> **Records for the exercise**:
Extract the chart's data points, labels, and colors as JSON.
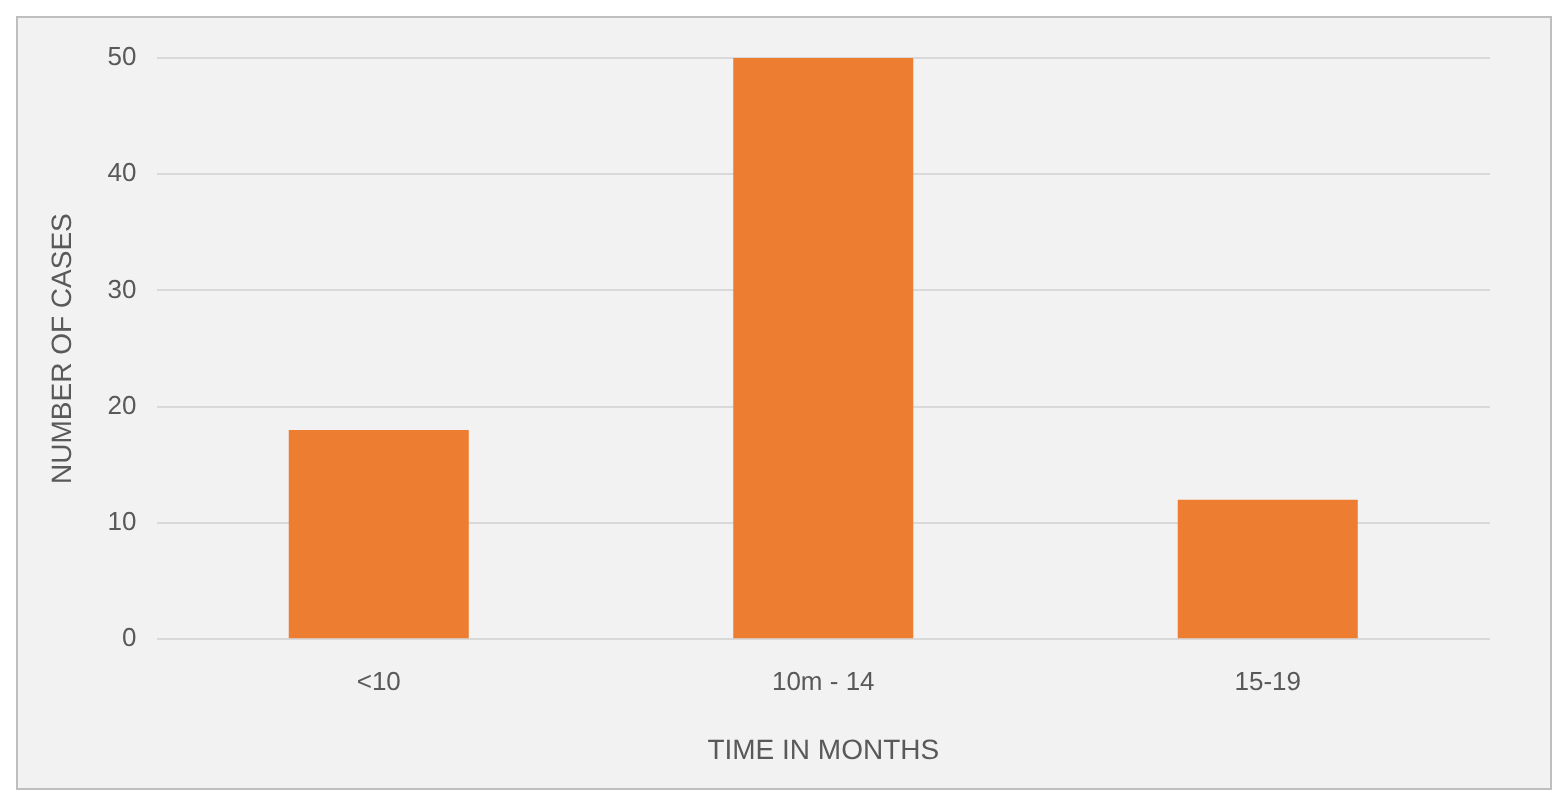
{
  "chart_data": {
    "type": "bar",
    "xlabel": "TIME IN MONTHS",
    "ylabel": "NUMBER OF CASES",
    "categories": [
      "<10",
      "10m - 14",
      "15-19"
    ],
    "values": [
      18,
      50,
      12
    ],
    "color": "#ed7d31",
    "ylim": [
      0,
      50
    ],
    "yticks": [
      0,
      10,
      20,
      30,
      40,
      50
    ],
    "grid": "y",
    "legend": false
  }
}
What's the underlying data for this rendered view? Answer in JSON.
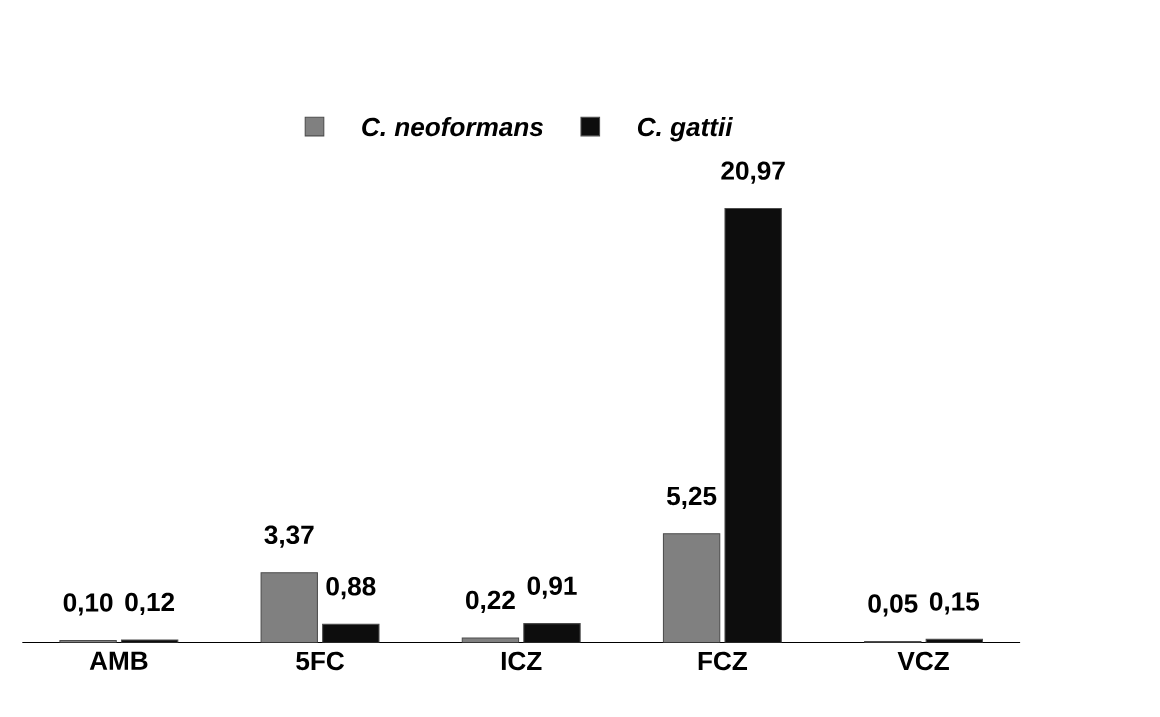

> **What needs to be done**: Output the data exactly. Pictures don't belong in the result.

> **Output of the exercise**:
Extract the chart's data points, labels, and colors as JSON.
{
  "chart_data": {
    "type": "bar",
    "xlabel": "TIME IN MONTHS",
    "ylabel": "NUMBER OF CASES",
    "categories": [
      "<10",
      "10m - 14",
      "15-19"
    ],
    "values": [
      18,
      50,
      12
    ],
    "color": "#ed7d31",
    "ylim": [
      0,
      50
    ],
    "yticks": [
      0,
      10,
      20,
      30,
      40,
      50
    ],
    "grid": "y",
    "legend": false
  }
}
What's the underlying data for this rendered view? Answer in JSON.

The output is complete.